- [Requirement]:
Omit the images. Copy each entry word for word.

- [Entries supplied]:
____
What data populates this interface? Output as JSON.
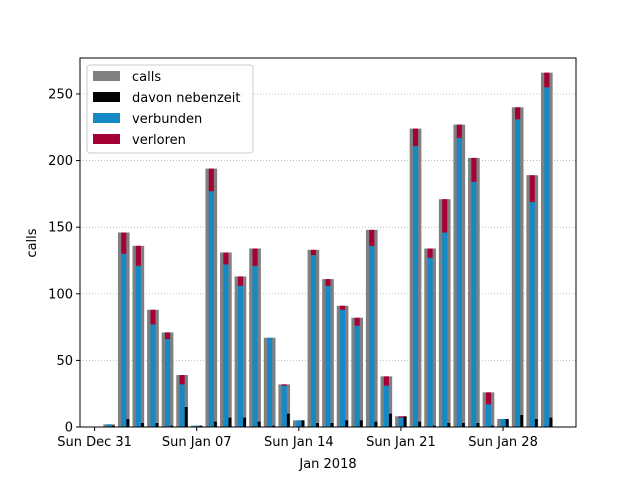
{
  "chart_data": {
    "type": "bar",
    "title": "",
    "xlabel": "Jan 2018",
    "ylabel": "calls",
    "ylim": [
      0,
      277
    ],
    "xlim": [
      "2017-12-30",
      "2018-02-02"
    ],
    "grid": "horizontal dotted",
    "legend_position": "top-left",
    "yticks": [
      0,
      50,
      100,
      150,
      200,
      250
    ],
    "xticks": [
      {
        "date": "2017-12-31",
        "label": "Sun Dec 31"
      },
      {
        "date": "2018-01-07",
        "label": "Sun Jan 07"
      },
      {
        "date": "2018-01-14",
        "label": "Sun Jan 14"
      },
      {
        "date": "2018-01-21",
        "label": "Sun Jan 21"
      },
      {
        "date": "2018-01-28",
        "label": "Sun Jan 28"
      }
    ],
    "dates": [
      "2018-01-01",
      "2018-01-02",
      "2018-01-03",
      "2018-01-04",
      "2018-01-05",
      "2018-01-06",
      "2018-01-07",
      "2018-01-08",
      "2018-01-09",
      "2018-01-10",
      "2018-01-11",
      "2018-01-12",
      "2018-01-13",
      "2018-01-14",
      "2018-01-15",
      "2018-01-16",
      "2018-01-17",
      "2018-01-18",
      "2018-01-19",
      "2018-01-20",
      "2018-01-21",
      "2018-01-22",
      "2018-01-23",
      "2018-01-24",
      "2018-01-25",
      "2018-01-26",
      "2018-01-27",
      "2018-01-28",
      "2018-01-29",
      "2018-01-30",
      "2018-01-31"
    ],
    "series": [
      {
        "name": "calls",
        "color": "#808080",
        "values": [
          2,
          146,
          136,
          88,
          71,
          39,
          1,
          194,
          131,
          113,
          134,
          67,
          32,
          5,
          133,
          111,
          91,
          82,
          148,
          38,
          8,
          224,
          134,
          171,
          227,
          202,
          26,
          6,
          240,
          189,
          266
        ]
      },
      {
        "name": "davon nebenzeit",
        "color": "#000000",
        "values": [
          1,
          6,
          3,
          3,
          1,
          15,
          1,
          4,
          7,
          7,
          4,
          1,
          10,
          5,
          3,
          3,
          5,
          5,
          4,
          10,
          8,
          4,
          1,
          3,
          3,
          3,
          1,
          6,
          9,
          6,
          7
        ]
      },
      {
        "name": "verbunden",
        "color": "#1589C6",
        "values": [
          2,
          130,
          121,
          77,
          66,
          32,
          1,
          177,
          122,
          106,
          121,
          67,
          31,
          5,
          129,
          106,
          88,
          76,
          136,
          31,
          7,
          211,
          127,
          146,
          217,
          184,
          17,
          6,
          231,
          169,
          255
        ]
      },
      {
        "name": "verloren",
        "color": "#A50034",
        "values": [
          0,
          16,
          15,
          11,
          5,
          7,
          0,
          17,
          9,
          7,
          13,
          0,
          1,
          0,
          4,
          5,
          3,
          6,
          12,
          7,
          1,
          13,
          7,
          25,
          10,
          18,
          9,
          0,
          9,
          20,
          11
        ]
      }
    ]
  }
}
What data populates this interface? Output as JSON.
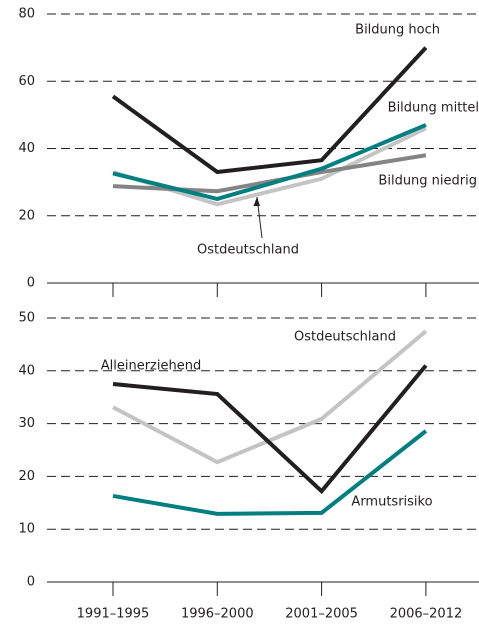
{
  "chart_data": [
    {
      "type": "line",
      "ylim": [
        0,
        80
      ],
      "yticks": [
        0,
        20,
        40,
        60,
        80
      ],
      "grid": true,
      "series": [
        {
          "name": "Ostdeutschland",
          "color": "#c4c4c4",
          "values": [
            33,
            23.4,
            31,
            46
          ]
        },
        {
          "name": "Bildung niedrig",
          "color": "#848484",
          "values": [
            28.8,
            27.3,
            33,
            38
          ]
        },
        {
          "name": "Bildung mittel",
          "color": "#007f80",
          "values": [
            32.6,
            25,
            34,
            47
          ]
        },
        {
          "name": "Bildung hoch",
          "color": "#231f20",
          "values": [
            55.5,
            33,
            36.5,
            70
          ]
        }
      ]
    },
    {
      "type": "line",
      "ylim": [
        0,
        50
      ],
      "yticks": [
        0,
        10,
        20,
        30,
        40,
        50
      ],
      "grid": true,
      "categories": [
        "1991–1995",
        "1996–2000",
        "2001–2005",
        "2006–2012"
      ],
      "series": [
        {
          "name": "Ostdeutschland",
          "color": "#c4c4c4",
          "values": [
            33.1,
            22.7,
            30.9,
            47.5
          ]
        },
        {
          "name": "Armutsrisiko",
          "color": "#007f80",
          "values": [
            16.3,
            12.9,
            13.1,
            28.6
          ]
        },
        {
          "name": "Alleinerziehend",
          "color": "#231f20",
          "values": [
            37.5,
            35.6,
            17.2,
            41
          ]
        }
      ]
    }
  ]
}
____
- [Solution]:
What data populates this interface? Output as JSON.
{
  "chart_data": {
    "type": "bar",
    "title": "",
    "xlabel": "Jan 2018",
    "ylabel": "calls",
    "ylim": [
      0,
      277
    ],
    "xlim": [
      "2017-12-30",
      "2018-02-02"
    ],
    "grid": "horizontal dotted",
    "legend_position": "top-left",
    "yticks": [
      0,
      50,
      100,
      150,
      200,
      250
    ],
    "xticks": [
      {
        "date": "2017-12-31",
        "label": "Sun Dec 31"
      },
      {
        "date": "2018-01-07",
        "label": "Sun Jan 07"
      },
      {
        "date": "2018-01-14",
        "label": "Sun Jan 14"
      },
      {
        "date": "2018-01-21",
        "label": "Sun Jan 21"
      },
      {
        "date": "2018-01-28",
        "label": "Sun Jan 28"
      }
    ],
    "dates": [
      "2018-01-01",
      "2018-01-02",
      "2018-01-03",
      "2018-01-04",
      "2018-01-05",
      "2018-01-06",
      "2018-01-07",
      "2018-01-08",
      "2018-01-09",
      "2018-01-10",
      "2018-01-11",
      "2018-01-12",
      "2018-01-13",
      "2018-01-14",
      "2018-01-15",
      "2018-01-16",
      "2018-01-17",
      "2018-01-18",
      "2018-01-19",
      "2018-01-20",
      "2018-01-21",
      "2018-01-22",
      "2018-01-23",
      "2018-01-24",
      "2018-01-25",
      "2018-01-26",
      "2018-01-27",
      "2018-01-28",
      "2018-01-29",
      "2018-01-30",
      "2018-01-31"
    ],
    "series": [
      {
        "name": "calls",
        "color": "#808080",
        "values": [
          2,
          146,
          136,
          88,
          71,
          39,
          1,
          194,
          131,
          113,
          134,
          67,
          32,
          5,
          133,
          111,
          91,
          82,
          148,
          38,
          8,
          224,
          134,
          171,
          227,
          202,
          26,
          6,
          240,
          189,
          266
        ]
      },
      {
        "name": "davon nebenzeit",
        "color": "#000000",
        "values": [
          1,
          6,
          3,
          3,
          1,
          15,
          1,
          4,
          7,
          7,
          4,
          1,
          10,
          5,
          3,
          3,
          5,
          5,
          4,
          10,
          8,
          4,
          1,
          3,
          3,
          3,
          1,
          6,
          9,
          6,
          7
        ]
      },
      {
        "name": "verbunden",
        "color": "#1589C6",
        "values": [
          2,
          130,
          121,
          77,
          66,
          32,
          1,
          177,
          122,
          106,
          121,
          67,
          31,
          5,
          129,
          106,
          88,
          76,
          136,
          31,
          7,
          211,
          127,
          146,
          217,
          184,
          17,
          6,
          231,
          169,
          255
        ]
      },
      {
        "name": "verloren",
        "color": "#A50034",
        "values": [
          0,
          16,
          15,
          11,
          5,
          7,
          0,
          17,
          9,
          7,
          13,
          0,
          1,
          0,
          4,
          5,
          3,
          6,
          12,
          7,
          1,
          13,
          7,
          25,
          10,
          18,
          9,
          0,
          9,
          20,
          11
        ]
      }
    ]
  }
}
What data populates this interface? Output as JSON.
{
  "chart_data": [
    {
      "type": "line",
      "ylim": [
        0,
        80
      ],
      "yticks": [
        0,
        20,
        40,
        60,
        80
      ],
      "grid": true,
      "series": [
        {
          "name": "Ostdeutschland",
          "color": "#c4c4c4",
          "values": [
            33,
            23.4,
            31,
            46
          ]
        },
        {
          "name": "Bildung niedrig",
          "color": "#848484",
          "values": [
            28.8,
            27.3,
            33,
            38
          ]
        },
        {
          "name": "Bildung mittel",
          "color": "#007f80",
          "values": [
            32.6,
            25,
            34,
            47
          ]
        },
        {
          "name": "Bildung hoch",
          "color": "#231f20",
          "values": [
            55.5,
            33,
            36.5,
            70
          ]
        }
      ]
    },
    {
      "type": "line",
      "ylim": [
        0,
        50
      ],
      "yticks": [
        0,
        10,
        20,
        30,
        40,
        50
      ],
      "grid": true,
      "categories": [
        "1991–1995",
        "1996–2000",
        "2001–2005",
        "2006–2012"
      ],
      "series": [
        {
          "name": "Ostdeutschland",
          "color": "#c4c4c4",
          "values": [
            33.1,
            22.7,
            30.9,
            47.5
          ]
        },
        {
          "name": "Armutsrisiko",
          "color": "#007f80",
          "values": [
            16.3,
            12.9,
            13.1,
            28.6
          ]
        },
        {
          "name": "Alleinerziehend",
          "color": "#231f20",
          "values": [
            37.5,
            35.6,
            17.2,
            41
          ]
        }
      ]
    }
  ]
}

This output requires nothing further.